THE TASK — Word for word, quote all of the material, omitting the pictures.

☆ ☆ ☆ ☆ ☆ ☆ ☆

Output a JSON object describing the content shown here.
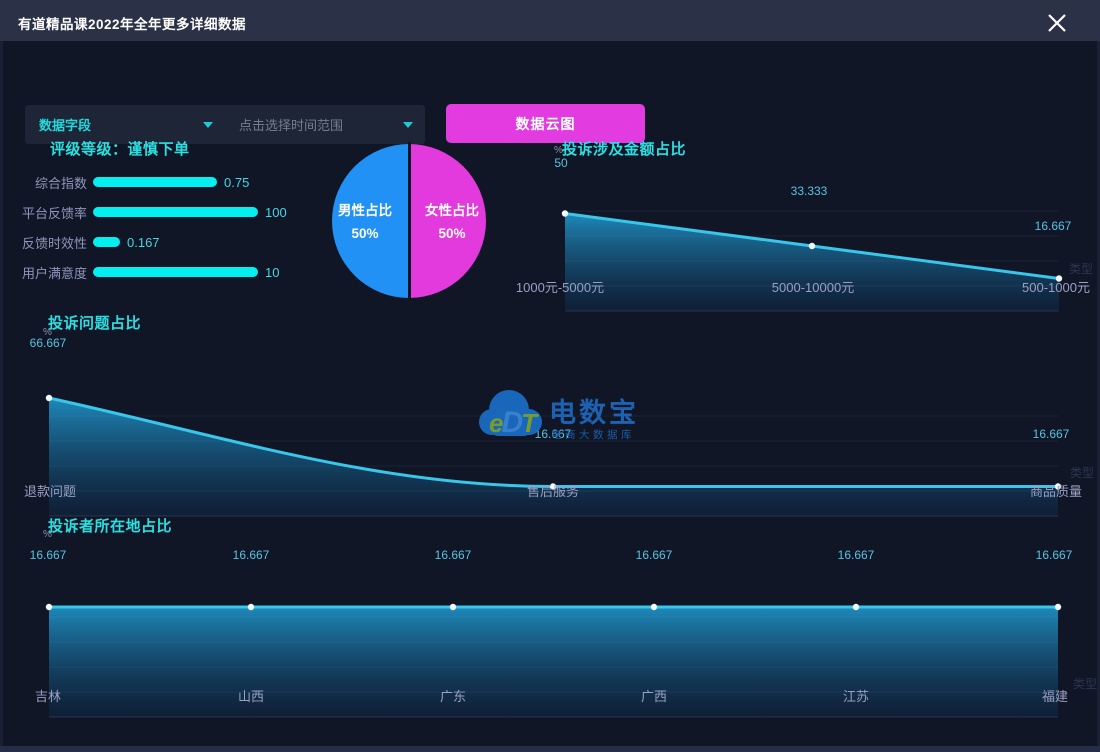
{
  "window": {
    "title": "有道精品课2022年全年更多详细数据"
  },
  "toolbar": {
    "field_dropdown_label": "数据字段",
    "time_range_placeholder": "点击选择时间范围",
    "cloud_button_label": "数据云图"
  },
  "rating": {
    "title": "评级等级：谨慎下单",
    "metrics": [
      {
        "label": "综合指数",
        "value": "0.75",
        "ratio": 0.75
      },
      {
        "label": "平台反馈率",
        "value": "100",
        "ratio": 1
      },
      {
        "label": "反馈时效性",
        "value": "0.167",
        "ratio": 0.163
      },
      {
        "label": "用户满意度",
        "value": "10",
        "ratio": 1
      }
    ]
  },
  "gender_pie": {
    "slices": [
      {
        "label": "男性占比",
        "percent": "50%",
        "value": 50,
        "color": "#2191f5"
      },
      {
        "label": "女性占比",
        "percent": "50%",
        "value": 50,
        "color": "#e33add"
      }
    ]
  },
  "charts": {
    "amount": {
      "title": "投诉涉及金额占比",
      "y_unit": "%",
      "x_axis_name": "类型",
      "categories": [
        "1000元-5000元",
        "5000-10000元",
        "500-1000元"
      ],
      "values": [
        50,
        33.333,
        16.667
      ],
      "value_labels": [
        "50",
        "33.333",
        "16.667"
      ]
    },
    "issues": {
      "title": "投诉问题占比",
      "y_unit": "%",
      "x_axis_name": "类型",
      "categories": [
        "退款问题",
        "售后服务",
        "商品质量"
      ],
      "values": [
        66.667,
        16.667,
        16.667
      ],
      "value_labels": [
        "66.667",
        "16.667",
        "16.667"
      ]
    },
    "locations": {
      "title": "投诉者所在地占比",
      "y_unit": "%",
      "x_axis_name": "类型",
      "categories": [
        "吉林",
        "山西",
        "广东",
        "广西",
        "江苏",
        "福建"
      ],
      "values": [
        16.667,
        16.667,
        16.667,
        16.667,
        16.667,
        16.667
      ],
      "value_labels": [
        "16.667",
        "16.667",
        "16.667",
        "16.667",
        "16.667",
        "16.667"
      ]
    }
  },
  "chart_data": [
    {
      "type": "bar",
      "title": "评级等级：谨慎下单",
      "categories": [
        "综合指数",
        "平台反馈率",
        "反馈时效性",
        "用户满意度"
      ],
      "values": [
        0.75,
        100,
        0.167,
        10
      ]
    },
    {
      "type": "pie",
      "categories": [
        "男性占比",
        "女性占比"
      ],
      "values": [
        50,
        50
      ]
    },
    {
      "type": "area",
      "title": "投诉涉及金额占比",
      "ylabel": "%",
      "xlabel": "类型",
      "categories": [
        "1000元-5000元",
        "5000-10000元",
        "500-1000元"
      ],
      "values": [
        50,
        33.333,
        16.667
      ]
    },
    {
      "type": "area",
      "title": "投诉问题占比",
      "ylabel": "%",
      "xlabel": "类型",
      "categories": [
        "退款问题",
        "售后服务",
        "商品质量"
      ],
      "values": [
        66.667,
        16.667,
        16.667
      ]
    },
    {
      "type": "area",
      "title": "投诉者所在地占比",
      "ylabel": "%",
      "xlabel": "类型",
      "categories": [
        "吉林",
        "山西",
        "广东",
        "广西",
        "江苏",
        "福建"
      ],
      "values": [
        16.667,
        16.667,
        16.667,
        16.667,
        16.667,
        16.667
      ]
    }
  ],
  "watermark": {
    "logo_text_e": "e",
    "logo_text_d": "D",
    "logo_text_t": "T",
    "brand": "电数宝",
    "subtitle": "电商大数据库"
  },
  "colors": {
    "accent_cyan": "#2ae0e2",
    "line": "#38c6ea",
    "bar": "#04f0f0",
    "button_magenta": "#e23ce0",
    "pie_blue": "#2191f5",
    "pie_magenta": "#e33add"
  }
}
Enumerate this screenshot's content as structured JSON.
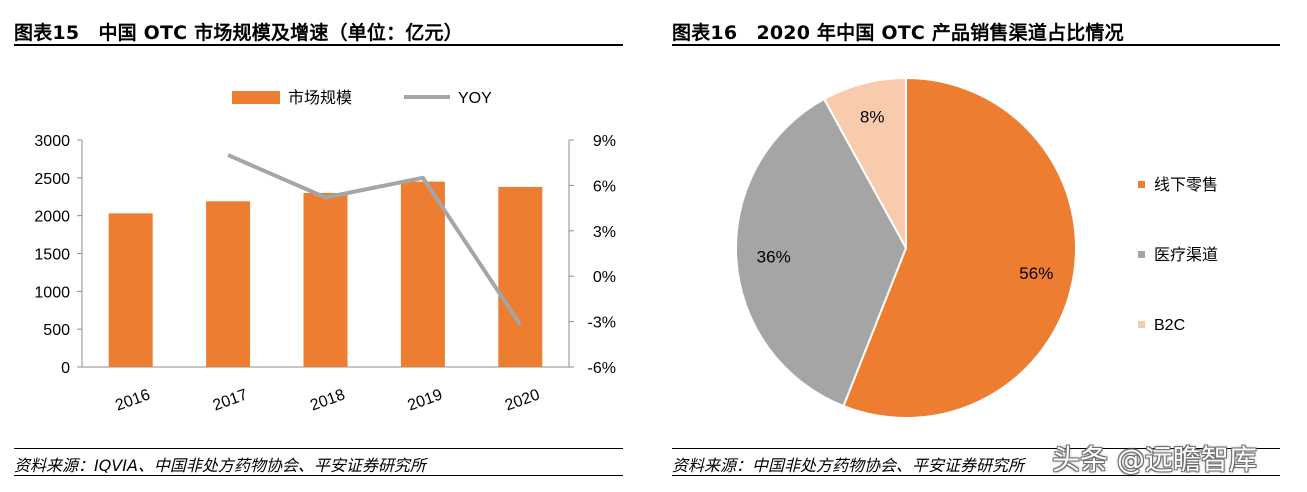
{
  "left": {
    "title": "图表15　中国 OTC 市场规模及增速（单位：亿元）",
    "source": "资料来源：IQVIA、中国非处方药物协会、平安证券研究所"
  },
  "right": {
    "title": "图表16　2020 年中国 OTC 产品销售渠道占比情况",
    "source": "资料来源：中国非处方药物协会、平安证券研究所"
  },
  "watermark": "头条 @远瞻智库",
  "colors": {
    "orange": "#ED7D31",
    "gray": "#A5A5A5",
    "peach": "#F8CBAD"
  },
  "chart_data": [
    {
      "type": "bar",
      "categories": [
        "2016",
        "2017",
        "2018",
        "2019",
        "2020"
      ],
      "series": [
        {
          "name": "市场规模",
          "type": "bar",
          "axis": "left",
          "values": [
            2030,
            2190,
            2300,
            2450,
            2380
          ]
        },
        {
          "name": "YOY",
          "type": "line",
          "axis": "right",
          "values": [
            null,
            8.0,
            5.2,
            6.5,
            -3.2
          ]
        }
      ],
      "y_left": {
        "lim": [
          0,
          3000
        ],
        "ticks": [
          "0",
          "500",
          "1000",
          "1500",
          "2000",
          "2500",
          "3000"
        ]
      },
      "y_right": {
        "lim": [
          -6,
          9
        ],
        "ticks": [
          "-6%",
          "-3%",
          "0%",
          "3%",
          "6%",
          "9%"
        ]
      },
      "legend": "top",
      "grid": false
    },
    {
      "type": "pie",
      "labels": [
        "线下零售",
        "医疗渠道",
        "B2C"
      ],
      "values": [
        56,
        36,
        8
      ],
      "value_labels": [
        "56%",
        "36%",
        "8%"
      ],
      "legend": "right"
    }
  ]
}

☆ ☆ ☆ ☆ ☆ ☆ ☆

TASK OUTPUT —
Output a JSON object describing the content shown here.
{
  "window": {
    "title": "有道精品课2022年全年更多详细数据"
  },
  "toolbar": {
    "field_dropdown_label": "数据字段",
    "time_range_placeholder": "点击选择时间范围",
    "cloud_button_label": "数据云图"
  },
  "rating": {
    "title": "评级等级：谨慎下单",
    "metrics": [
      {
        "label": "综合指数",
        "value": "0.75",
        "ratio": 0.75
      },
      {
        "label": "平台反馈率",
        "value": "100",
        "ratio": 1
      },
      {
        "label": "反馈时效性",
        "value": "0.167",
        "ratio": 0.163
      },
      {
        "label": "用户满意度",
        "value": "10",
        "ratio": 1
      }
    ]
  },
  "gender_pie": {
    "slices": [
      {
        "label": "男性占比",
        "percent": "50%",
        "value": 50,
        "color": "#2191f5"
      },
      {
        "label": "女性占比",
        "percent": "50%",
        "value": 50,
        "color": "#e33add"
      }
    ]
  },
  "charts": {
    "amount": {
      "title": "投诉涉及金额占比",
      "y_unit": "%",
      "x_axis_name": "类型",
      "categories": [
        "1000元-5000元",
        "5000-10000元",
        "500-1000元"
      ],
      "values": [
        50,
        33.333,
        16.667
      ],
      "value_labels": [
        "50",
        "33.333",
        "16.667"
      ]
    },
    "issues": {
      "title": "投诉问题占比",
      "y_unit": "%",
      "x_axis_name": "类型",
      "categories": [
        "退款问题",
        "售后服务",
        "商品质量"
      ],
      "values": [
        66.667,
        16.667,
        16.667
      ],
      "value_labels": [
        "66.667",
        "16.667",
        "16.667"
      ]
    },
    "locations": {
      "title": "投诉者所在地占比",
      "y_unit": "%",
      "x_axis_name": "类型",
      "categories": [
        "吉林",
        "山西",
        "广东",
        "广西",
        "江苏",
        "福建"
      ],
      "values": [
        16.667,
        16.667,
        16.667,
        16.667,
        16.667,
        16.667
      ],
      "value_labels": [
        "16.667",
        "16.667",
        "16.667",
        "16.667",
        "16.667",
        "16.667"
      ]
    }
  },
  "chart_data": [
    {
      "type": "bar",
      "title": "评级等级：谨慎下单",
      "categories": [
        "综合指数",
        "平台反馈率",
        "反馈时效性",
        "用户满意度"
      ],
      "values": [
        0.75,
        100,
        0.167,
        10
      ]
    },
    {
      "type": "pie",
      "categories": [
        "男性占比",
        "女性占比"
      ],
      "values": [
        50,
        50
      ]
    },
    {
      "type": "area",
      "title": "投诉涉及金额占比",
      "ylabel": "%",
      "xlabel": "类型",
      "categories": [
        "1000元-5000元",
        "5000-10000元",
        "500-1000元"
      ],
      "values": [
        50,
        33.333,
        16.667
      ]
    },
    {
      "type": "area",
      "title": "投诉问题占比",
      "ylabel": "%",
      "xlabel": "类型",
      "categories": [
        "退款问题",
        "售后服务",
        "商品质量"
      ],
      "values": [
        66.667,
        16.667,
        16.667
      ]
    },
    {
      "type": "area",
      "title": "投诉者所在地占比",
      "ylabel": "%",
      "xlabel": "类型",
      "categories": [
        "吉林",
        "山西",
        "广东",
        "广西",
        "江苏",
        "福建"
      ],
      "values": [
        16.667,
        16.667,
        16.667,
        16.667,
        16.667,
        16.667
      ]
    }
  ],
  "watermark": {
    "logo_text_e": "e",
    "logo_text_d": "D",
    "logo_text_t": "T",
    "brand": "电数宝",
    "subtitle": "电商大数据库"
  },
  "colors": {
    "accent_cyan": "#2ae0e2",
    "line": "#38c6ea",
    "bar": "#04f0f0",
    "button_magenta": "#e23ce0",
    "pie_blue": "#2191f5",
    "pie_magenta": "#e33add"
  }
}
Enumerate this screenshot's content as structured JSON.
{
  "left": {
    "title": "图表15　中国 OTC 市场规模及增速（单位：亿元）",
    "source": "资料来源：IQVIA、中国非处方药物协会、平安证券研究所"
  },
  "right": {
    "title": "图表16　2020 年中国 OTC 产品销售渠道占比情况",
    "source": "资料来源：中国非处方药物协会、平安证券研究所"
  },
  "watermark": "头条 @远瞻智库",
  "colors": {
    "orange": "#ED7D31",
    "gray": "#A5A5A5",
    "peach": "#F8CBAD"
  },
  "chart_data": [
    {
      "type": "bar",
      "categories": [
        "2016",
        "2017",
        "2018",
        "2019",
        "2020"
      ],
      "series": [
        {
          "name": "市场规模",
          "type": "bar",
          "axis": "left",
          "values": [
            2030,
            2190,
            2300,
            2450,
            2380
          ]
        },
        {
          "name": "YOY",
          "type": "line",
          "axis": "right",
          "values": [
            null,
            8.0,
            5.2,
            6.5,
            -3.2
          ]
        }
      ],
      "y_left": {
        "lim": [
          0,
          3000
        ],
        "ticks": [
          "0",
          "500",
          "1000",
          "1500",
          "2000",
          "2500",
          "3000"
        ]
      },
      "y_right": {
        "lim": [
          -6,
          9
        ],
        "ticks": [
          "-6%",
          "-3%",
          "0%",
          "3%",
          "6%",
          "9%"
        ]
      },
      "legend": "top",
      "grid": false
    },
    {
      "type": "pie",
      "labels": [
        "线下零售",
        "医疗渠道",
        "B2C"
      ],
      "values": [
        56,
        36,
        8
      ],
      "value_labels": [
        "56%",
        "36%",
        "8%"
      ],
      "legend": "right"
    }
  ]
}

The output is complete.